#### Text section
2002-Oct-18 13:03 UTC

head link

[R] RAM usage

On Fri, 18 Oct 2002, Vaidotas Zemlys wrote:
> I'm having problems while working with large data sets with R 1.5.1 in
> windows 2000. Given a integer matrix size of 30 columns and  15000 rows
> my function should return a boolean matrix size of about 5000 rows and
> 15000 columns.
That's  75million items of 4bytes each, hence almost 300Mb for that one
object.
> First of all I tried to run this function on computer with 256 MB of
> RAM. I increased memory limit of R with memory.limit() up to 512 MB. I
> was inspecting memory and processor usage through Windows  task manager.
> At first R was using 100% of processor and memory usage was constantly
> increasing. When there were no physical memory left, R began using
> virtual memory. Then the processor usage dropped, but there was
> instensive work with hard drive. Of course that slowed down
> calculations. Yet the memory used by R always changed, and that was I
> think the  sign, that R was calculating. But after a while the task
> manager showed that R uses constant size of memory. The Rgui was not
> responding, so I assumed that R crashed.
Don't think so.  More likely that Windows is having problems managing the
memory requirements.  You are trying to access an object too big to fit
into RAM, and that going to cause severe strain.
> So I tried to run the calculations on another win2k box with 1024 MB of
> RAM with the same R version 1.5.1.  This time virtual memory was not
> used, yet still R froze. The memory usage grew to about 450 MB and then
> R stopped. Memory usage was not changing, Rgui did not respond, yet
> processor was used 100%. Task manager showed that peak memory usage was
> about 760 MB.

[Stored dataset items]
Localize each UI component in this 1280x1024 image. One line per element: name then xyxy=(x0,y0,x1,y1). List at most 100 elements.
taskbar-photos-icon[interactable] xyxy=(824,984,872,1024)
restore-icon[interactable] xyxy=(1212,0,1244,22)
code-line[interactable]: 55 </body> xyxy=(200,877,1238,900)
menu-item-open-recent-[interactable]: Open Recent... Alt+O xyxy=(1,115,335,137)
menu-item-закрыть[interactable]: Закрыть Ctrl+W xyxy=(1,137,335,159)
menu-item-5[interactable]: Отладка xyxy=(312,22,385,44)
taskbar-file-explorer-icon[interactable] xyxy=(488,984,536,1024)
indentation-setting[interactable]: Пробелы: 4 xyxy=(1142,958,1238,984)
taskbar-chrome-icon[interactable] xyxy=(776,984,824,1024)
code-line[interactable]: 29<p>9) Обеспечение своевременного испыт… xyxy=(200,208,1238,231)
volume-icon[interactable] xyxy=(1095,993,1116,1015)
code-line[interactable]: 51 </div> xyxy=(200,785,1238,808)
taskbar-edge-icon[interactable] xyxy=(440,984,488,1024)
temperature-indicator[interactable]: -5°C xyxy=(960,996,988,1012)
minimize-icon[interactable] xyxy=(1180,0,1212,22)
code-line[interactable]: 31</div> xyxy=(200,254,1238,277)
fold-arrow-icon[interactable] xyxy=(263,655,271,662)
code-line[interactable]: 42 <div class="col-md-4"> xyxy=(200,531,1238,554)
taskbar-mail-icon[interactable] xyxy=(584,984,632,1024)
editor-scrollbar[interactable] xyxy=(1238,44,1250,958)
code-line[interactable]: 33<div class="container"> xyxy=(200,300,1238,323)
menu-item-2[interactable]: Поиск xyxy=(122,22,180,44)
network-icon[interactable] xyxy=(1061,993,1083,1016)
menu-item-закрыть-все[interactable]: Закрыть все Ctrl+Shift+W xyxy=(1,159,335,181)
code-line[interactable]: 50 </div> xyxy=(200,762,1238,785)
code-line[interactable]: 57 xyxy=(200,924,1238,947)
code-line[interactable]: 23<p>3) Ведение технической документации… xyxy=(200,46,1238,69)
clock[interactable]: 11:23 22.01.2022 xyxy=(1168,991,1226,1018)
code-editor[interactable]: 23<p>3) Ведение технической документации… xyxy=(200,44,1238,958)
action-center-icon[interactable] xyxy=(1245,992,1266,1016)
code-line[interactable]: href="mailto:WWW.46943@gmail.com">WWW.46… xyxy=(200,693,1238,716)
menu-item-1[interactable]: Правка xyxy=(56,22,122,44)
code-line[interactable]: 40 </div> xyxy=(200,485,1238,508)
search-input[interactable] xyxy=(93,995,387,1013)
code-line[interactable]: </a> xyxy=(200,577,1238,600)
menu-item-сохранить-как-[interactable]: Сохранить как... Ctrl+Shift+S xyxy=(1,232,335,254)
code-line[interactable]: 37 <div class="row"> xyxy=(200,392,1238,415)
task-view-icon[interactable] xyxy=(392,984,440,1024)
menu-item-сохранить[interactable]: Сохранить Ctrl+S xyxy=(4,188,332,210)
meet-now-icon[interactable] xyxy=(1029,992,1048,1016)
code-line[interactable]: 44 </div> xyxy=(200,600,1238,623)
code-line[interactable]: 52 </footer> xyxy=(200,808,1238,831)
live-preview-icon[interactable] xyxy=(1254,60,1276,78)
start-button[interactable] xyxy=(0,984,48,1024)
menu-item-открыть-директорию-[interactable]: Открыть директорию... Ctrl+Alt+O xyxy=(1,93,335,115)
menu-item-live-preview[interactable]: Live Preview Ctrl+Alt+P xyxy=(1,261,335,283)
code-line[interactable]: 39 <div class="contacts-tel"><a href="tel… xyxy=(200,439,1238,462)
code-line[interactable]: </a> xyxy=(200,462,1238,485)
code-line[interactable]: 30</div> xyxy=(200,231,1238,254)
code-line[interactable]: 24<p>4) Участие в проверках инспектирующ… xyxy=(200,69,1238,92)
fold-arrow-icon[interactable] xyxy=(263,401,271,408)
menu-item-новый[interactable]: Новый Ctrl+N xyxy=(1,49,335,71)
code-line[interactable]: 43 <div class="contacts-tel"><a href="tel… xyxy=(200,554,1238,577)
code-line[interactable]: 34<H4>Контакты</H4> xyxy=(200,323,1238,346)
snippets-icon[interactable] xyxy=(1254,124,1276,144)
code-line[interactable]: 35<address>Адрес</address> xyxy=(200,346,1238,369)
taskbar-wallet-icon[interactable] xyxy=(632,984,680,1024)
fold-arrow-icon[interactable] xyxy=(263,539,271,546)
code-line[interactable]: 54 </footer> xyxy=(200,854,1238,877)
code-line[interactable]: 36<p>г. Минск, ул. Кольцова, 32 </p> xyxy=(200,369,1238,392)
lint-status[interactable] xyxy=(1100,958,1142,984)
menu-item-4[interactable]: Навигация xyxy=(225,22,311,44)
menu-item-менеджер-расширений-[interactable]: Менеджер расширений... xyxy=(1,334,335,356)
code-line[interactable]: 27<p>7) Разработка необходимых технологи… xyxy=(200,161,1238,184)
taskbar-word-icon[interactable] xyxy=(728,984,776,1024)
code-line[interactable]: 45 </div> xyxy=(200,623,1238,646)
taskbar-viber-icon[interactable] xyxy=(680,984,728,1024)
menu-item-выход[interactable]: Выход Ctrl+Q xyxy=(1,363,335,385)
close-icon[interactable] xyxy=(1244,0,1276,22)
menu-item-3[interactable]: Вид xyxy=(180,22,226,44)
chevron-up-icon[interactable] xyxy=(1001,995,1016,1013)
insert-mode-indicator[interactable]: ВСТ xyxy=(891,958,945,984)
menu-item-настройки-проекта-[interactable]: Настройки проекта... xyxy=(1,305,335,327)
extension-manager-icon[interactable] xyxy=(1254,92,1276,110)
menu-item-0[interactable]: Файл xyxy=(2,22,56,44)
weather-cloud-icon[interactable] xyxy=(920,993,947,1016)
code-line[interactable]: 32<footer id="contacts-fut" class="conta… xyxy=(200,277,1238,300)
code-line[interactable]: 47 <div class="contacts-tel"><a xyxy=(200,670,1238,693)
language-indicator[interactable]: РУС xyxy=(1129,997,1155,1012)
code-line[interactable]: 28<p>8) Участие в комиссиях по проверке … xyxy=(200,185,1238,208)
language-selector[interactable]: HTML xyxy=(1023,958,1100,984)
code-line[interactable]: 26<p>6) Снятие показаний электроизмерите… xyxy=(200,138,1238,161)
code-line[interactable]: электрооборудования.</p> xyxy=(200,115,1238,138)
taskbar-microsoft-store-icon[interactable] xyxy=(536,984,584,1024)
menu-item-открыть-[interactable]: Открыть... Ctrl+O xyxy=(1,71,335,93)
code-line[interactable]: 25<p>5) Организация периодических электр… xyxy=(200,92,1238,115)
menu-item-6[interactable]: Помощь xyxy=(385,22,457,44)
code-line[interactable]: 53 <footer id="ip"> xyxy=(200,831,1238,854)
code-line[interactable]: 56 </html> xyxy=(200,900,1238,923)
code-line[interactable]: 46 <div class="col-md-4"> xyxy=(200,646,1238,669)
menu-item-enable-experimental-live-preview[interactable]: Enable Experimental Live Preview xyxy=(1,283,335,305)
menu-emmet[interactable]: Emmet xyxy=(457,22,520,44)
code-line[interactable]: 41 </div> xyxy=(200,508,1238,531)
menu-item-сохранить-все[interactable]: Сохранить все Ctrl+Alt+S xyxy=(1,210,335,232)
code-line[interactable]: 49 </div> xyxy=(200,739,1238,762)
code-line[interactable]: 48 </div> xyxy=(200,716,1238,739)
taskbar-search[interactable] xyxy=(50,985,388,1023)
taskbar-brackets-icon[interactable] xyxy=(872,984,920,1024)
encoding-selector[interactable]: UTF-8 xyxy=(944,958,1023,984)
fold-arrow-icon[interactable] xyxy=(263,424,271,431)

#### Written instruction
Repeat the R memory usage message in full, word for word.

#### Answer for this exercise
2002-Oct-18 13:03 UTC

head link

[R] RAM usage

On Fri, 18 Oct 2002, Vaidotas Zemlys wrote:
> I'm having problems while working with large data sets with R 1.5.1 in
> windows 2000. Given a integer matrix size of 30 columns and  15000 rows
> my function should return a boolean matrix size of about 5000 rows and
> 15000 columns.
That's  75million items of 4bytes each, hence almost 300Mb for that one
object.
> First of all I tried to run this function on computer with 256 MB of
> RAM. I increased memory limit of R with memory.limit() up to 512 MB. I
> was inspecting memory and processor usage through Windows  task manager.
> At first R was using 100% of processor and memory usage was constantly
> increasing. When there were no physical memory left, R began using
> virtual memory. Then the processor usage dropped, but there was
> instensive work with hard drive. Of course that slowed down
> calculations. Yet the memory used by R always changed, and that was I
> think the  sign, that R was calculating. But after a while the task
> manager showed that R uses constant size of memory. The Rgui was not
> responding, so I assumed that R crashed.
Don't think so.  More likely that Windows is having problems managing the
memory requirements.  You are trying to access an object too big to fit
into RAM, and that going to cause severe strain.
> So I tried to run the calculations on another win2k box with 1024 MB of
> RAM with the same R version 1.5.1.  This time virtual memory was not
> used, yet still R froze. The memory usage grew to about 450 MB and then
> R stopped. Memory usage was not changing, Rgui did not respond, yet
> processor was used 100%. Task manager showed that peak memory usage was
> about 760 MB.